:: CHALLENGE ::
State only how many lines below include the string "object".

:: SOURCE DATA ::
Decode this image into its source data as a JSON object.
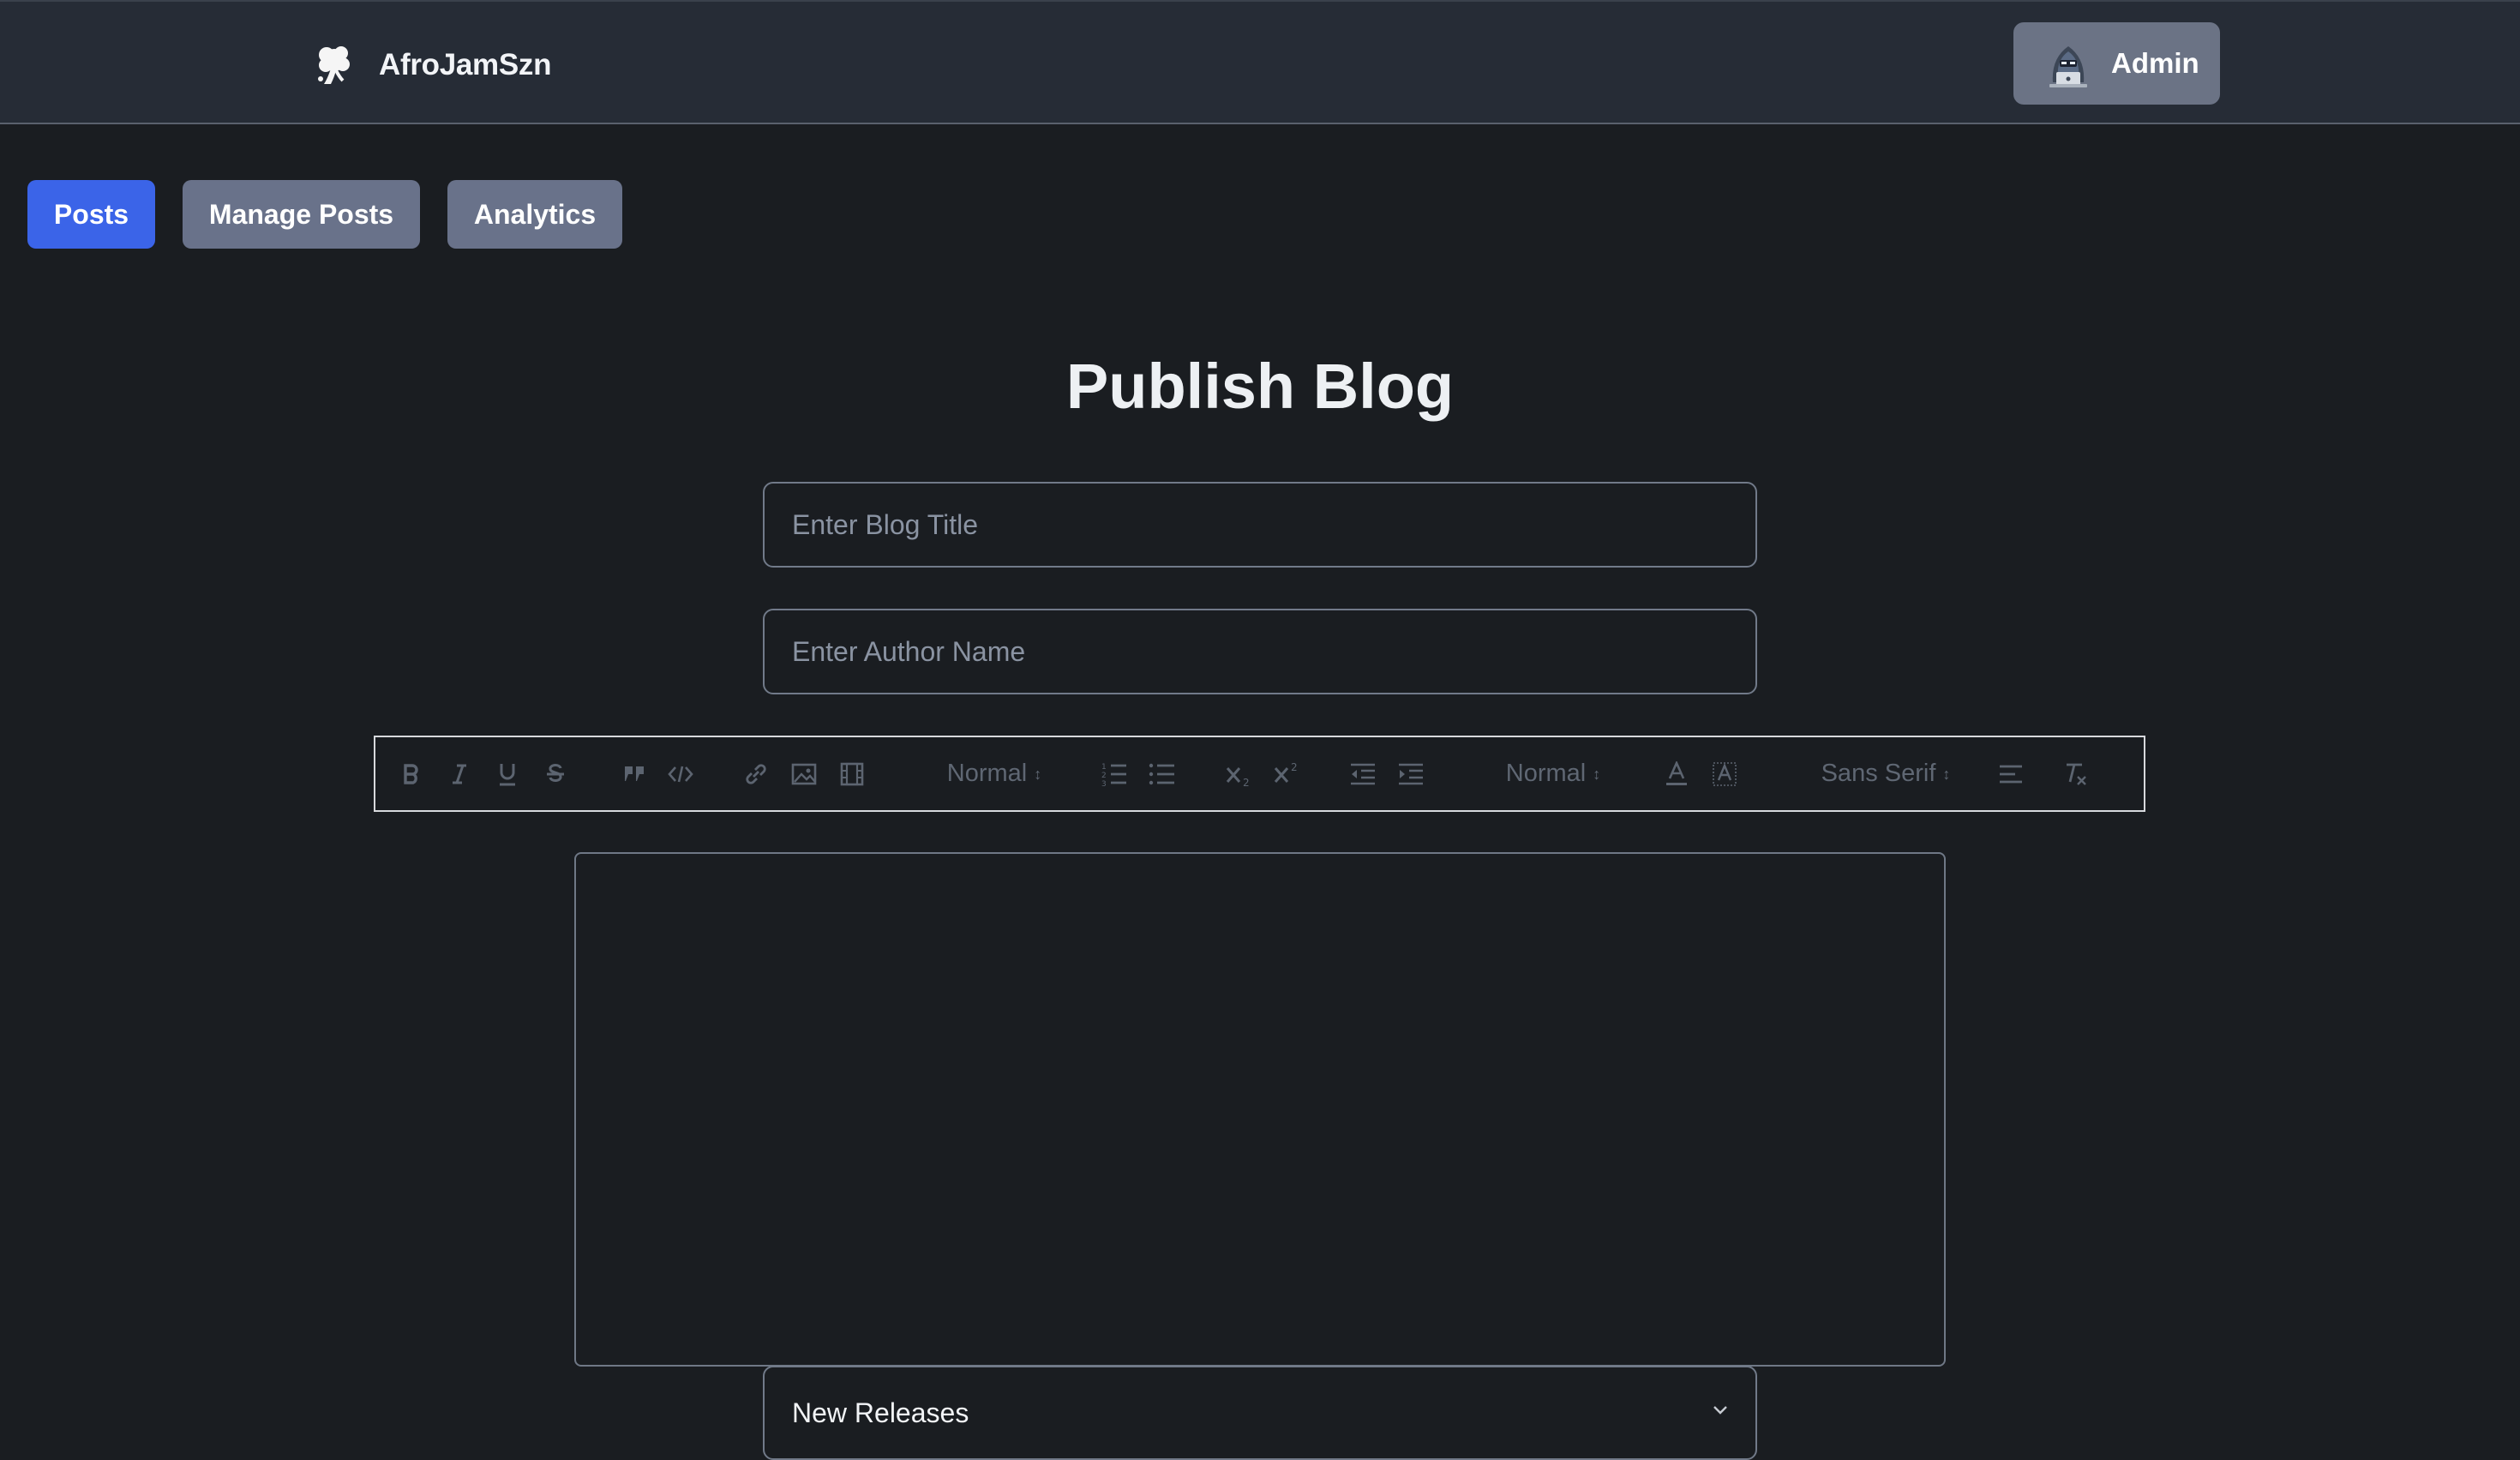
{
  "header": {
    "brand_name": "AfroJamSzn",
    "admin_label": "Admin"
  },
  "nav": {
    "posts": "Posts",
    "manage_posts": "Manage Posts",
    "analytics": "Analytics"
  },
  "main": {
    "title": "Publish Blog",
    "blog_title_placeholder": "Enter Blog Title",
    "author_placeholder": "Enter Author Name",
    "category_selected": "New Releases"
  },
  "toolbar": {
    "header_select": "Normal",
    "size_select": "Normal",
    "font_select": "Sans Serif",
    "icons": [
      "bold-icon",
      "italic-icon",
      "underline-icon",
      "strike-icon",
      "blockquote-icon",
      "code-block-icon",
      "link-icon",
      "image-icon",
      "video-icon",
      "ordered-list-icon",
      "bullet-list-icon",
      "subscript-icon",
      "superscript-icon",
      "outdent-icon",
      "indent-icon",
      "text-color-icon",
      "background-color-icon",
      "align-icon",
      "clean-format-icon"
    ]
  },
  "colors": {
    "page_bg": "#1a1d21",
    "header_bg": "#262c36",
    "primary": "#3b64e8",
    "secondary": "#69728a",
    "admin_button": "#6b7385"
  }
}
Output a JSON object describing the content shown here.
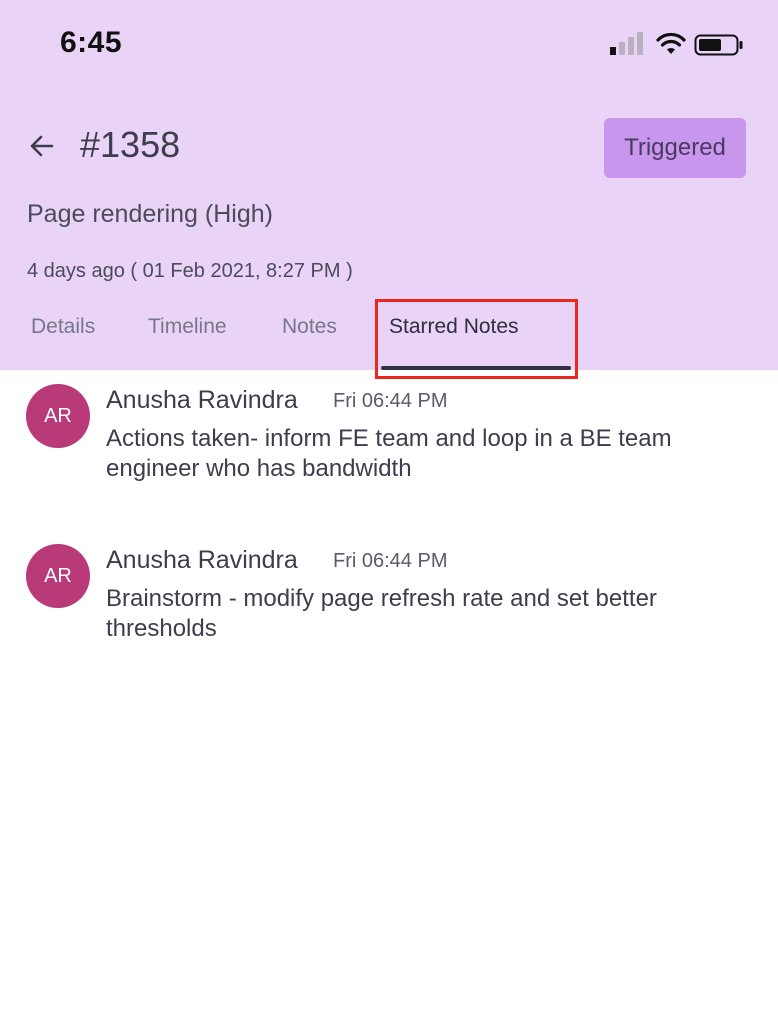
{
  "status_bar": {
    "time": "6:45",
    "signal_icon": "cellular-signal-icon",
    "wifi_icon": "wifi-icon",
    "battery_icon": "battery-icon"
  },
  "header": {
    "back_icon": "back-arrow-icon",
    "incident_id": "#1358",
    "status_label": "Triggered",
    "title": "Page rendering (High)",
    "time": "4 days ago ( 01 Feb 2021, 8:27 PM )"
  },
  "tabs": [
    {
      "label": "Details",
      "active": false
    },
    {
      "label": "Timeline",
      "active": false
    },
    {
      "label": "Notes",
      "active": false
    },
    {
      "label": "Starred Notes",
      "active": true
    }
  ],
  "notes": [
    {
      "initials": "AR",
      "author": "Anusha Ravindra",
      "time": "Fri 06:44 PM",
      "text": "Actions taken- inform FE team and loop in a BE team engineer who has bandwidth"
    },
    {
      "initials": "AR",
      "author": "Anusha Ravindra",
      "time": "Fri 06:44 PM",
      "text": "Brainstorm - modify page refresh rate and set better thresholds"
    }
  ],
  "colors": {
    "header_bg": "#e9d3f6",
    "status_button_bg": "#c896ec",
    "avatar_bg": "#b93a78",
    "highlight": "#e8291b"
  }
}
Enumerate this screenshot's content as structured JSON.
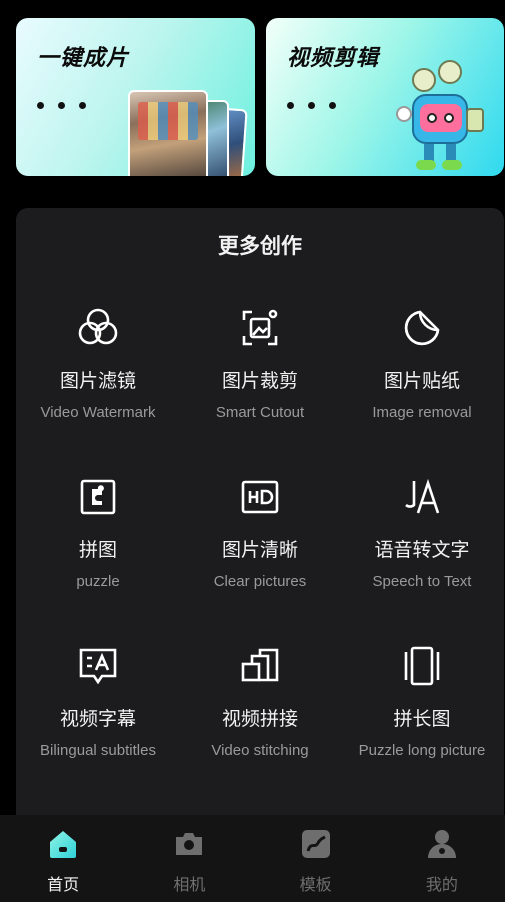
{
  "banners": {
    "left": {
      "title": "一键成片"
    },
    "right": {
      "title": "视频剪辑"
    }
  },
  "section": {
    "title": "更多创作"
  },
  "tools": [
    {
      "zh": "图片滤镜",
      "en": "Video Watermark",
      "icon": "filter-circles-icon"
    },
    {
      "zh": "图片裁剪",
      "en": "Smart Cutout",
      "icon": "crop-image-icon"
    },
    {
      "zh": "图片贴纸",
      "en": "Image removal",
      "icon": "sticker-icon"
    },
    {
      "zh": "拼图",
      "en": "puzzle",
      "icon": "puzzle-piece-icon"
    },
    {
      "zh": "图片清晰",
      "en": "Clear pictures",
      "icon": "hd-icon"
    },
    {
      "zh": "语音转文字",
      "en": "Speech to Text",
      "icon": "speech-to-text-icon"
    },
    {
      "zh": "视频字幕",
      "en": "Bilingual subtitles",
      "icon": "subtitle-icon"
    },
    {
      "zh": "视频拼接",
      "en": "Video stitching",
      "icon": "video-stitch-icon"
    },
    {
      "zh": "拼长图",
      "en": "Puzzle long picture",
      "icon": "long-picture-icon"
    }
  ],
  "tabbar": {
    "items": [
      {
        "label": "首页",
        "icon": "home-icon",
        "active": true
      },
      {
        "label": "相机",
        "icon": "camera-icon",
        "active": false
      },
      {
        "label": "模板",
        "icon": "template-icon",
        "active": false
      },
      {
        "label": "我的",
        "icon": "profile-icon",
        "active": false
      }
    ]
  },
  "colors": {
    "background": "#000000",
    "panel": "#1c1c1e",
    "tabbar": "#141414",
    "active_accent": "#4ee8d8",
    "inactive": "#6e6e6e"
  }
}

:: ANSWER ::
2